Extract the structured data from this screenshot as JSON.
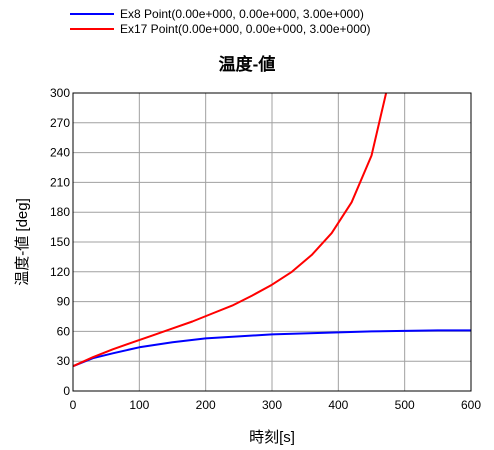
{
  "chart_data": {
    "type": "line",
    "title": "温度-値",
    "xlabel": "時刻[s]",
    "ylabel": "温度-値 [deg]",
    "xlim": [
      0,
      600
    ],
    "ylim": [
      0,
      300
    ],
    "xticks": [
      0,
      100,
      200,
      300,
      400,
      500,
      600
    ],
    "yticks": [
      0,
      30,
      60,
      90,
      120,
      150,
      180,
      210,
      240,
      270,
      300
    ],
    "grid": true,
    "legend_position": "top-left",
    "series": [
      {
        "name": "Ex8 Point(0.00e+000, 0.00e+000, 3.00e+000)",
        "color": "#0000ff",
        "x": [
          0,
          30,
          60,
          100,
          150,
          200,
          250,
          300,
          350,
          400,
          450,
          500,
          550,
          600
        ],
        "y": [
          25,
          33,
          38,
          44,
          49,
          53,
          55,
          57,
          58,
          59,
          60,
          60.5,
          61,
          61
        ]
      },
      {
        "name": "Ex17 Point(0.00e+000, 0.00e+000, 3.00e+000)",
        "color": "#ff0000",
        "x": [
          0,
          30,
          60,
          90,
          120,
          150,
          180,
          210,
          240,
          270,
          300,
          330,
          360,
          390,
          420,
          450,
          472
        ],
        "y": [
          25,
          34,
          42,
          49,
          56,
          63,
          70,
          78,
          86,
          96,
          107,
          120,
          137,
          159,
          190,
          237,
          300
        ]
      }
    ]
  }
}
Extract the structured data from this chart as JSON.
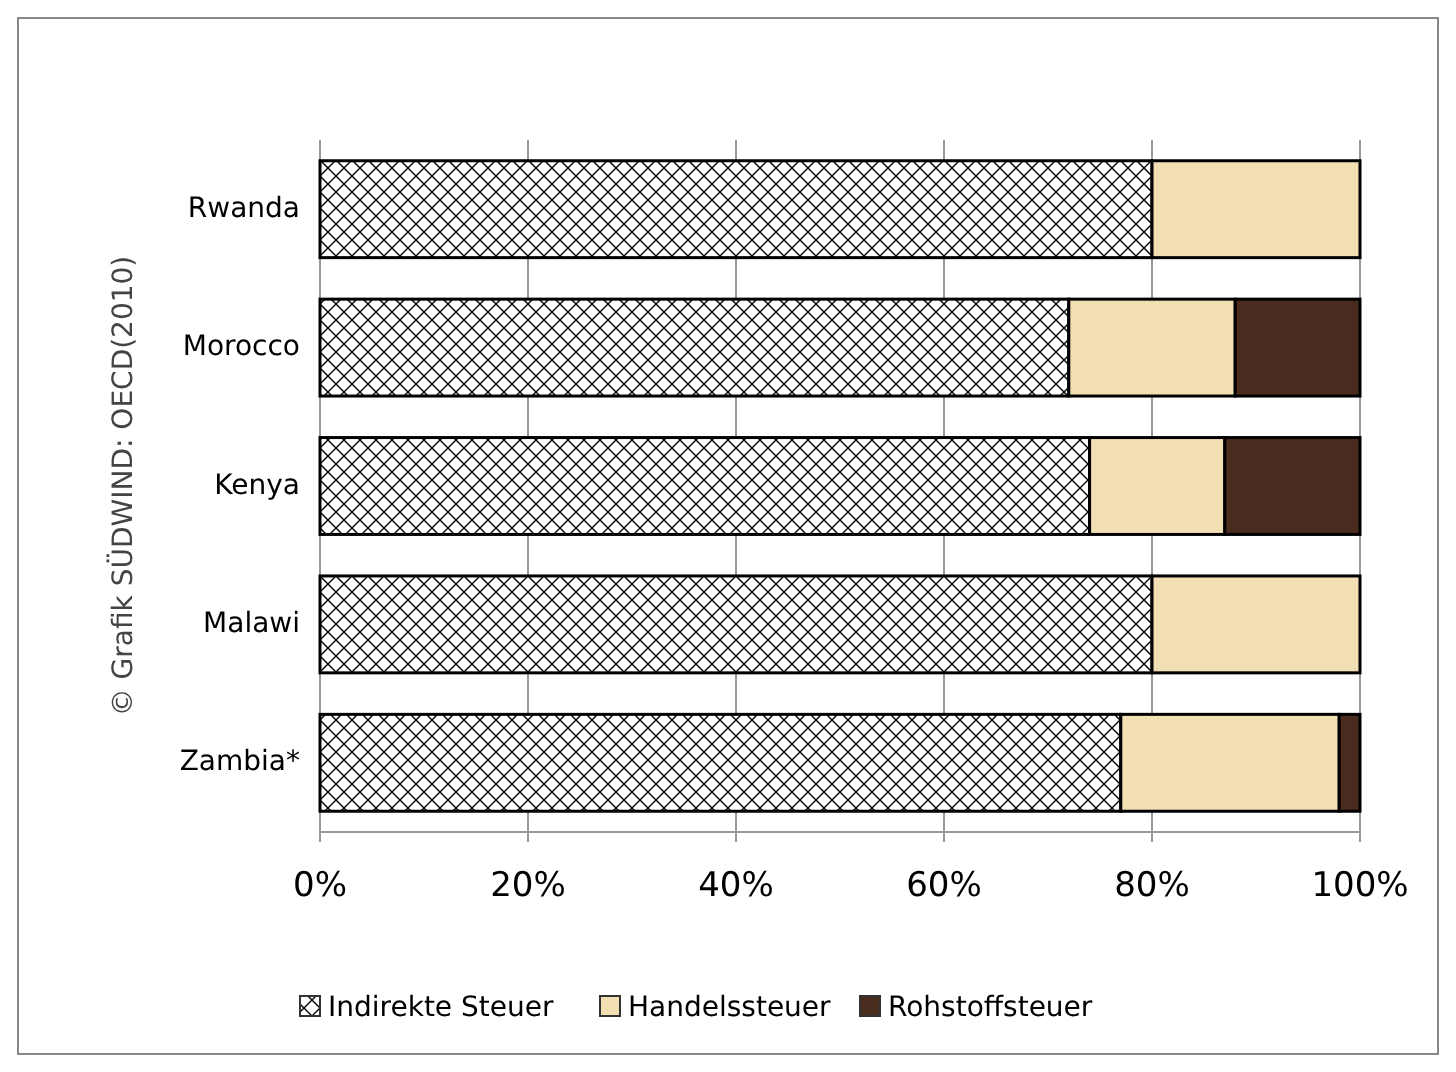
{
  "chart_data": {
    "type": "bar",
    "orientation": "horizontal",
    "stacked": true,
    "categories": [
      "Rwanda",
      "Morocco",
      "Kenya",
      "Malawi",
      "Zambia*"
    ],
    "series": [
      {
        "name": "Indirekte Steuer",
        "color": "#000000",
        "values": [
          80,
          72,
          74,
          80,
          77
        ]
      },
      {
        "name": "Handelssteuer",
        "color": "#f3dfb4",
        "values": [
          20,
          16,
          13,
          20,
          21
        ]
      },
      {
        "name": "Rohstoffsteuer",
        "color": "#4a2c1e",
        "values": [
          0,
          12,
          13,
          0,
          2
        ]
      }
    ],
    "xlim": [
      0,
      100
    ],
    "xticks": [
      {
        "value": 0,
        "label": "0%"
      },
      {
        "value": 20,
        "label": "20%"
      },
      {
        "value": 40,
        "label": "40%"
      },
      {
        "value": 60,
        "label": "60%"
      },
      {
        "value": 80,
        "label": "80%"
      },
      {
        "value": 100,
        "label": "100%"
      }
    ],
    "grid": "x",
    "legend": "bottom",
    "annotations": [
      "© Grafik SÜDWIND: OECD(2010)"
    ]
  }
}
---
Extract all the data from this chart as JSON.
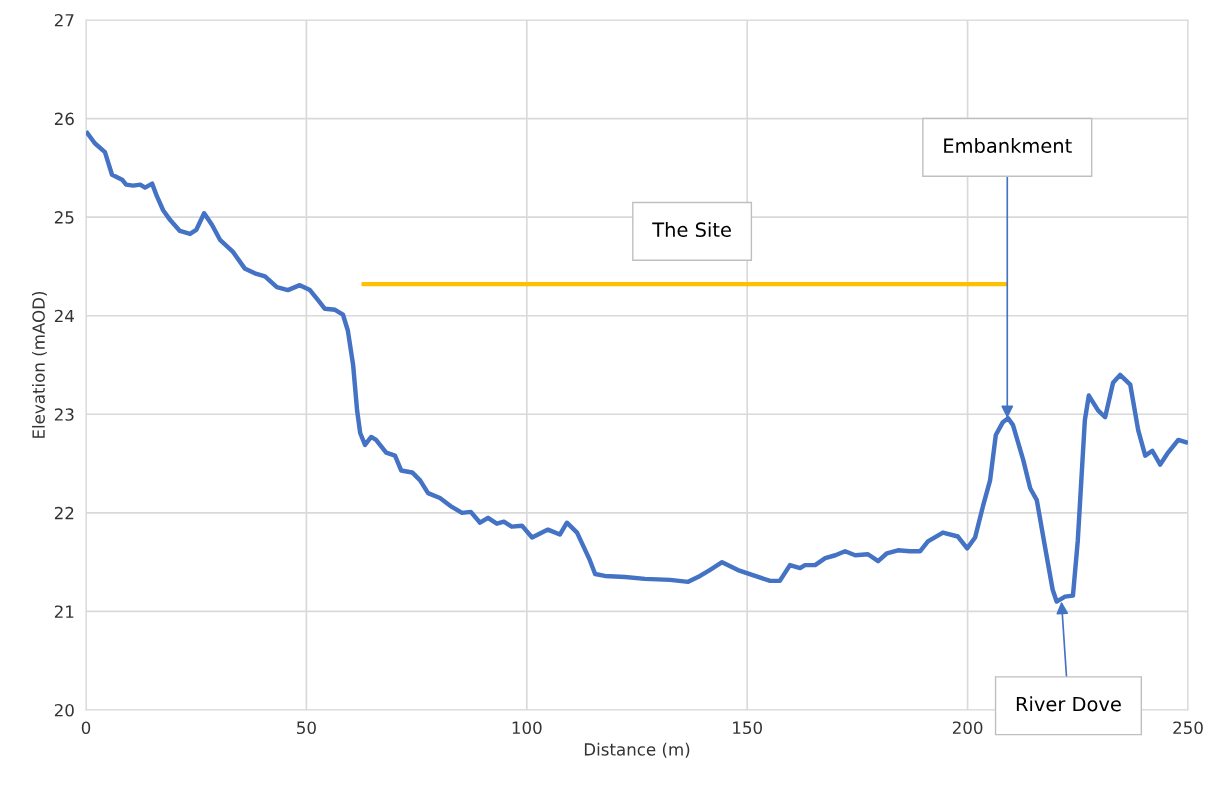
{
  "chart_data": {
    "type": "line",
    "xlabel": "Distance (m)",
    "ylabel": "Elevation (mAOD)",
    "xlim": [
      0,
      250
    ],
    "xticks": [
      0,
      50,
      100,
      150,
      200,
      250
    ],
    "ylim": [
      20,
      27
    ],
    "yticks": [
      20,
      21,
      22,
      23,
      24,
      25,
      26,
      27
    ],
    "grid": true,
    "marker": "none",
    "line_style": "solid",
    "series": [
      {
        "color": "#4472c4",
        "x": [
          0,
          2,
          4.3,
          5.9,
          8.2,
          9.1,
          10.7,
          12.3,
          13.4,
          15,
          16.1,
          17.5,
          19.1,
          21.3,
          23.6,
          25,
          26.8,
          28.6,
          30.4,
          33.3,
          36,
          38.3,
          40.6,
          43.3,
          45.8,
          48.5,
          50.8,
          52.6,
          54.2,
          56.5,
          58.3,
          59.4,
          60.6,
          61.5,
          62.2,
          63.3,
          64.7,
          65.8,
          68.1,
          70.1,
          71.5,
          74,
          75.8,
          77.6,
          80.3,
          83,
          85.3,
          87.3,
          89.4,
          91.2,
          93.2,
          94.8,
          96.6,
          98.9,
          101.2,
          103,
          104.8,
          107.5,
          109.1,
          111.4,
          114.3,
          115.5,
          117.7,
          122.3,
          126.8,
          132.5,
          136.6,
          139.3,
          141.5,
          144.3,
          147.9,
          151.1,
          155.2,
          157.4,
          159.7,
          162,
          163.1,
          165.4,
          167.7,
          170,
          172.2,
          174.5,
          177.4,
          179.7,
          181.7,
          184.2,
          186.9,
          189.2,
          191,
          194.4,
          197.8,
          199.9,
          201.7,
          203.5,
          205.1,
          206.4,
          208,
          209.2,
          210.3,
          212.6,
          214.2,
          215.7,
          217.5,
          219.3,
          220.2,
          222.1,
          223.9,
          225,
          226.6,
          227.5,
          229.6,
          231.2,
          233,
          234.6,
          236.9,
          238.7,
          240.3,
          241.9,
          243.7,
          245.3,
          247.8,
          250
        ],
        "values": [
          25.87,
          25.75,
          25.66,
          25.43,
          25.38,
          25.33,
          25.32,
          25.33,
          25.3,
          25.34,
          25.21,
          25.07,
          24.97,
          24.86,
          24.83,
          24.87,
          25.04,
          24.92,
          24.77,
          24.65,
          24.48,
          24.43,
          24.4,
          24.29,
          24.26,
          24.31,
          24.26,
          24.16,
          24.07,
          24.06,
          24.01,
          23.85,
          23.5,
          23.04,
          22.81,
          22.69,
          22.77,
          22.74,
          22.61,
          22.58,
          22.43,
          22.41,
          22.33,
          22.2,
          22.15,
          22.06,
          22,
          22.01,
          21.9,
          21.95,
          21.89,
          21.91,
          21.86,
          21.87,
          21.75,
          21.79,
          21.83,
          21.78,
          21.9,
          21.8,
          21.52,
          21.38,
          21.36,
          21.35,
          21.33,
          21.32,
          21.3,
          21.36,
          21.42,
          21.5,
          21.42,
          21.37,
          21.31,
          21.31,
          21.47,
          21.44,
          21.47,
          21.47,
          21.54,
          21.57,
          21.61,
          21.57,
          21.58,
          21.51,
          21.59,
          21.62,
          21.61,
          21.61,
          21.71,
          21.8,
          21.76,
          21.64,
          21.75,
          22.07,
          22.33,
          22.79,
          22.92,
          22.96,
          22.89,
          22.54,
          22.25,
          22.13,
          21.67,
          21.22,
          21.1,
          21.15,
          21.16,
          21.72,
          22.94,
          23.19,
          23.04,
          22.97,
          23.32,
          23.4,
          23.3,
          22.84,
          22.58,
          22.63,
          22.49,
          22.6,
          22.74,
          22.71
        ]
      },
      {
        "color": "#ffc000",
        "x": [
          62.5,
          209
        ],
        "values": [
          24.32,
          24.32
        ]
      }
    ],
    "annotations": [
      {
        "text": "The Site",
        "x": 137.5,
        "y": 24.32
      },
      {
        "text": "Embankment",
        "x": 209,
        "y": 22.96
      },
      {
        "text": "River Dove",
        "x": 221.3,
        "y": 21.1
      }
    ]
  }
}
...
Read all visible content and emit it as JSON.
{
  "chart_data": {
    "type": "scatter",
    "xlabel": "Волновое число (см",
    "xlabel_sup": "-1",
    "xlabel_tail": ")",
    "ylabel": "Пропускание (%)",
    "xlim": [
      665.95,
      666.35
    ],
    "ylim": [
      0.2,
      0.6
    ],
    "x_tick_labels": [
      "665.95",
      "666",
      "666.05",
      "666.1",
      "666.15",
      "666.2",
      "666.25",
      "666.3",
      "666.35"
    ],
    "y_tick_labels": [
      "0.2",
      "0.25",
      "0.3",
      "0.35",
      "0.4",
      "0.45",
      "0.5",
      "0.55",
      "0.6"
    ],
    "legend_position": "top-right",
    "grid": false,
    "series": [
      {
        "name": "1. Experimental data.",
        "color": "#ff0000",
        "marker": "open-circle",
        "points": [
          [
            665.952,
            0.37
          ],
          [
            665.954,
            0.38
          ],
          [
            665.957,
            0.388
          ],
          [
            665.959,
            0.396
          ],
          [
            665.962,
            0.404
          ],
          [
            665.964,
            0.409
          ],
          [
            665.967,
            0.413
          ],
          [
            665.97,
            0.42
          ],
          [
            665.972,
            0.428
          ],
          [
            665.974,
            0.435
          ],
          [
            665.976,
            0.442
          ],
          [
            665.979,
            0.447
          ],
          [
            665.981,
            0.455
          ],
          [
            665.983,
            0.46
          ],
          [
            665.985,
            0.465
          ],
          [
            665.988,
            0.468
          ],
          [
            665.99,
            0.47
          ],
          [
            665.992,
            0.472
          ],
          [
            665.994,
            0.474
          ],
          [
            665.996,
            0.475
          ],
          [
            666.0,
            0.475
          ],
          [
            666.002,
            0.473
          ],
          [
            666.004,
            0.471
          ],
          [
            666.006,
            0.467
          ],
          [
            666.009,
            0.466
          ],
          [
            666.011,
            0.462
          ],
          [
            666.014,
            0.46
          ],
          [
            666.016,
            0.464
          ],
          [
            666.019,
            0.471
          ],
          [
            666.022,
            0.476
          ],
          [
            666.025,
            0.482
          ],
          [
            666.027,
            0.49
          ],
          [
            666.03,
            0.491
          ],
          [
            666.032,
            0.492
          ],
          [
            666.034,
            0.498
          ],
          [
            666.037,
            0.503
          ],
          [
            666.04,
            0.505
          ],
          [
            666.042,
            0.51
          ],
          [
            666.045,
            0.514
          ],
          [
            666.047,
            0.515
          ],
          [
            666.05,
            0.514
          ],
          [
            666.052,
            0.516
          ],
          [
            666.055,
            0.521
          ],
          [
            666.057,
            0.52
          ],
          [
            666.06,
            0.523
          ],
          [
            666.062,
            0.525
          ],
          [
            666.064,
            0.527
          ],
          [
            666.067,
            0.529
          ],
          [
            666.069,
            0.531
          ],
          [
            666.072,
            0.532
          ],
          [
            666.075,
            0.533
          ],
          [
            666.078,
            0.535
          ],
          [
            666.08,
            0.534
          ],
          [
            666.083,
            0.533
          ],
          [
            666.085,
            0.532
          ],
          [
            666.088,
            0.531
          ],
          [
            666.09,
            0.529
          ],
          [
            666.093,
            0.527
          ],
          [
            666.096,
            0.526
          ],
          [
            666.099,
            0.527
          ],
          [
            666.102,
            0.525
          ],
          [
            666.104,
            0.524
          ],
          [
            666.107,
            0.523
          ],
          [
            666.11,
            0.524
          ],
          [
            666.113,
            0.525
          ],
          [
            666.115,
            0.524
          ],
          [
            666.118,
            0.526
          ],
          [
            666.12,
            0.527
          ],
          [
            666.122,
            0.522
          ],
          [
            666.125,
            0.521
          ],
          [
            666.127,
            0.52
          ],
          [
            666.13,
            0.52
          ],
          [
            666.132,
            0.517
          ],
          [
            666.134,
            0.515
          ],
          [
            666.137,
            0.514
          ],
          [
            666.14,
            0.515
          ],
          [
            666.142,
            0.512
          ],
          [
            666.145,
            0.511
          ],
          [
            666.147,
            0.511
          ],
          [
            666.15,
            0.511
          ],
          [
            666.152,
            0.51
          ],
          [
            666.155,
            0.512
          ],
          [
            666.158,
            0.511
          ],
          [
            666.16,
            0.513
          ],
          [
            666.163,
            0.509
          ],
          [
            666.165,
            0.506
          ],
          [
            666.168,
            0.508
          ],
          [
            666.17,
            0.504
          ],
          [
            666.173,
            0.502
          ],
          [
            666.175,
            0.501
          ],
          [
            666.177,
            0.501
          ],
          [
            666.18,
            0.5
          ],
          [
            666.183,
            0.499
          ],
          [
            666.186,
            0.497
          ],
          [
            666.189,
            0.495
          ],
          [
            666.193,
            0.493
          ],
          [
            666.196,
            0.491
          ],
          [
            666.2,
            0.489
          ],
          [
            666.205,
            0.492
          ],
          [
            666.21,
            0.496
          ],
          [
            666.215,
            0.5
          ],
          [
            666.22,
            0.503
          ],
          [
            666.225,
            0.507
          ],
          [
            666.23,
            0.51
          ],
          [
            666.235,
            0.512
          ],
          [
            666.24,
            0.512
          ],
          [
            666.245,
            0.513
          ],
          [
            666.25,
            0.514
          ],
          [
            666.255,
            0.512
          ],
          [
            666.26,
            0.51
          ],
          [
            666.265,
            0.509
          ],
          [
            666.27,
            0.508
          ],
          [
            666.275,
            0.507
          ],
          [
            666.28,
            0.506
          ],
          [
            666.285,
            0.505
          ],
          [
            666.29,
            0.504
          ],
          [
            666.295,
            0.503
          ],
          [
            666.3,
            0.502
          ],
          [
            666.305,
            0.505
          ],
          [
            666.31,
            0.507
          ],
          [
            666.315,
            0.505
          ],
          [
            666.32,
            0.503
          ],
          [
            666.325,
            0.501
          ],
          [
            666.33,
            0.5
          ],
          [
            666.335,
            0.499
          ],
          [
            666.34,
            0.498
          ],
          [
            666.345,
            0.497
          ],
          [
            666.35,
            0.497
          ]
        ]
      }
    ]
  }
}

# [Challenge]
Which lines hold the string "JSON"? List them all.

# [Worked solution]
Extract the structured data from this screenshot as JSON.
Extract the structured data from this chart as JSON.
Extract all the data from this chart as JSON.
Read all visible content and emit it as JSON.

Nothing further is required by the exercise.